• Required task: What is the count of lines that hold the word "mindre"? Give only the number.
□ □ □ □ □
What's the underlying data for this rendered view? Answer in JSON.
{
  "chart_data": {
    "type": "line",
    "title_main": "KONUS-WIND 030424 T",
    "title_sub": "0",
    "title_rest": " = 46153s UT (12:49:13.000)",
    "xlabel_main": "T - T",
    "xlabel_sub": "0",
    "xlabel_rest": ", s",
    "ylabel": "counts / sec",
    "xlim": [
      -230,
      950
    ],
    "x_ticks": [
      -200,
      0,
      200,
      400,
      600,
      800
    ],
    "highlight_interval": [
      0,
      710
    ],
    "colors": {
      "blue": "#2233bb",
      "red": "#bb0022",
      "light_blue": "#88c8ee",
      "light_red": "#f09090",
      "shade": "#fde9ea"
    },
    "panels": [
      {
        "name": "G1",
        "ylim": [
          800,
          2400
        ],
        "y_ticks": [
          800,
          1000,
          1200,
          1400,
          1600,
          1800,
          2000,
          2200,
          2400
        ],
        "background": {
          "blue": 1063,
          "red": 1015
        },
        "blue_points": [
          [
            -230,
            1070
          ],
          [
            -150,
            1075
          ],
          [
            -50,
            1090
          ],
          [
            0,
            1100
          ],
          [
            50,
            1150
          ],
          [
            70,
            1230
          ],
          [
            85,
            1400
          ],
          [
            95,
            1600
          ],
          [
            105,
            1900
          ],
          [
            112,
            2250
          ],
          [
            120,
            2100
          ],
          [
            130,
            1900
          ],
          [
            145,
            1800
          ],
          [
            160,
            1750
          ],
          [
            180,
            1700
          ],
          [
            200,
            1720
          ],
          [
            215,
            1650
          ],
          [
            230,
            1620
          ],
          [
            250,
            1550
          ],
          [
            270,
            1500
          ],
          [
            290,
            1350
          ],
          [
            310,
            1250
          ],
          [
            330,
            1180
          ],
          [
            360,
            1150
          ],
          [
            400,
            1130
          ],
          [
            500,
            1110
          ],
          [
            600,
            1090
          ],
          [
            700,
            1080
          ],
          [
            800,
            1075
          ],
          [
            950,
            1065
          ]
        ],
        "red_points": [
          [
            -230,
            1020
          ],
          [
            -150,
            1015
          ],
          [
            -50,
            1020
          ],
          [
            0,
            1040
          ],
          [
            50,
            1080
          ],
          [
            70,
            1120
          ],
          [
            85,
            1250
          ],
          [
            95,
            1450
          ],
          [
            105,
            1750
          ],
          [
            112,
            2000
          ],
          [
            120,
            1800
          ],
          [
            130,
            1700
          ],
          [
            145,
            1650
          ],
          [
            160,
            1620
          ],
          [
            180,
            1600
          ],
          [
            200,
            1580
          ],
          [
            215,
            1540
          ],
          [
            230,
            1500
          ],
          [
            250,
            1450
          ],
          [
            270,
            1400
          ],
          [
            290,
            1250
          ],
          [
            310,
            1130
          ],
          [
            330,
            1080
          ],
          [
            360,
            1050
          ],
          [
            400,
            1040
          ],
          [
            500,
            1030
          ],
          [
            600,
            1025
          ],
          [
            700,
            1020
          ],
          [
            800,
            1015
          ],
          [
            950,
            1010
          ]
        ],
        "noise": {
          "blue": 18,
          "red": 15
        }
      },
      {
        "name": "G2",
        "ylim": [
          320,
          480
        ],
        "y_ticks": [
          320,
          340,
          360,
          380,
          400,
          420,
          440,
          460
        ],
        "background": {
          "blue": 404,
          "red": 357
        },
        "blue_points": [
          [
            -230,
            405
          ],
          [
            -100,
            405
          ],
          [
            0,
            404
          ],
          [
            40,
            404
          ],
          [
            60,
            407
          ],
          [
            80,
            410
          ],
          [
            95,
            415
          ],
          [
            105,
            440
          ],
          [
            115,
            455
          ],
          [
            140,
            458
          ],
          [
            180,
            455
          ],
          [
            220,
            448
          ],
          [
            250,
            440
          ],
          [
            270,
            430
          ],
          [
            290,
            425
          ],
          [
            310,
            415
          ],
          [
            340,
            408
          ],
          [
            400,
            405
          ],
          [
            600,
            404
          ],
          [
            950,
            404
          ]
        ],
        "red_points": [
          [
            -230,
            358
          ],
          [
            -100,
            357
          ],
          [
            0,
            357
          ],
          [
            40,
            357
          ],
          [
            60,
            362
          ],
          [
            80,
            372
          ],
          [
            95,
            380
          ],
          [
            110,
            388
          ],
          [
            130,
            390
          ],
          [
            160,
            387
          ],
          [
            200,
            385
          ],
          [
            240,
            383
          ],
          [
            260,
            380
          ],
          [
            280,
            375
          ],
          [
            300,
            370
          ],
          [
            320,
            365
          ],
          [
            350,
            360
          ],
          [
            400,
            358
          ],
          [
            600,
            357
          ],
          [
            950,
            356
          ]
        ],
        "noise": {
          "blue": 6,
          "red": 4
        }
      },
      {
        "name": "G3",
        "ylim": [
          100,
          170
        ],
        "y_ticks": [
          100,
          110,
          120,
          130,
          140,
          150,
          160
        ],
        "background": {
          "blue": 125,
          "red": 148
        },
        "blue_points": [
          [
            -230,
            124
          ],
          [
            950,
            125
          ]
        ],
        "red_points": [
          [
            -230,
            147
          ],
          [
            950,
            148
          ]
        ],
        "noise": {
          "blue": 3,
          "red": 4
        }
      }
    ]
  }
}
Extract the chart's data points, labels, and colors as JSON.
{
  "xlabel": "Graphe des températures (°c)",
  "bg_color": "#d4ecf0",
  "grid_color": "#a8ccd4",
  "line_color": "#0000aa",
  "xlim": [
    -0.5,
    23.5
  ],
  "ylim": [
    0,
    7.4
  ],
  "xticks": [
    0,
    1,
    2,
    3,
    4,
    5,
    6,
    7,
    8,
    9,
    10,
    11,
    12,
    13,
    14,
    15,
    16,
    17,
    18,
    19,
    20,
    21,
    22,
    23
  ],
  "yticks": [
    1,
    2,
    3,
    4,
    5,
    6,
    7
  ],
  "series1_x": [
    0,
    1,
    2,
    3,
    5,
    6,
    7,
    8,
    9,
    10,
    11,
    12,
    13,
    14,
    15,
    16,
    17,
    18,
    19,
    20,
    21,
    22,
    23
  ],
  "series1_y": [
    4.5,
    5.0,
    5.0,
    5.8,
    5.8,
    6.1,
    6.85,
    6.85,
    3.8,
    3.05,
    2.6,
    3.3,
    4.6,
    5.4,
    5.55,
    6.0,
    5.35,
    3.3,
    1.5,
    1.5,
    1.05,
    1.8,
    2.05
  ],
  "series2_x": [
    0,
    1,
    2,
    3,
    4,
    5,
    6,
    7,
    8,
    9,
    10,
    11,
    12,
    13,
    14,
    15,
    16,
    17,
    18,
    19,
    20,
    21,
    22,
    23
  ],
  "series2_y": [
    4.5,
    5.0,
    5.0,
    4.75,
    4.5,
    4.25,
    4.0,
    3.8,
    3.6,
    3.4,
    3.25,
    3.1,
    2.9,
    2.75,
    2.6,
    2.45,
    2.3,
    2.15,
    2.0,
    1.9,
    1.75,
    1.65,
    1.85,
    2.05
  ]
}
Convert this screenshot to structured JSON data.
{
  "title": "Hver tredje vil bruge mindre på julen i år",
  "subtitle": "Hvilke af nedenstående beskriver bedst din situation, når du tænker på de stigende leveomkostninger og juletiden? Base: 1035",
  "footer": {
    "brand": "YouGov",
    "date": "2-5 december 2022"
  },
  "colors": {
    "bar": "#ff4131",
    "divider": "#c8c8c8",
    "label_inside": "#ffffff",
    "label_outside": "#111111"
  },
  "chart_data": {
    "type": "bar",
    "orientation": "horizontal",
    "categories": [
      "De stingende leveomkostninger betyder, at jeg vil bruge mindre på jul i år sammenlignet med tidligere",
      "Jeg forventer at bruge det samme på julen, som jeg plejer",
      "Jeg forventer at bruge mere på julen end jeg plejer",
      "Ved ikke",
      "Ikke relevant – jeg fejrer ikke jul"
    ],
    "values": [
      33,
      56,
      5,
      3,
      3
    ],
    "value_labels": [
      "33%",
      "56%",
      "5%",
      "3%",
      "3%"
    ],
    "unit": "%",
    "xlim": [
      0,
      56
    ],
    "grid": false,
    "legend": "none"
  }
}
□ □ □ □ □
• Task output: 2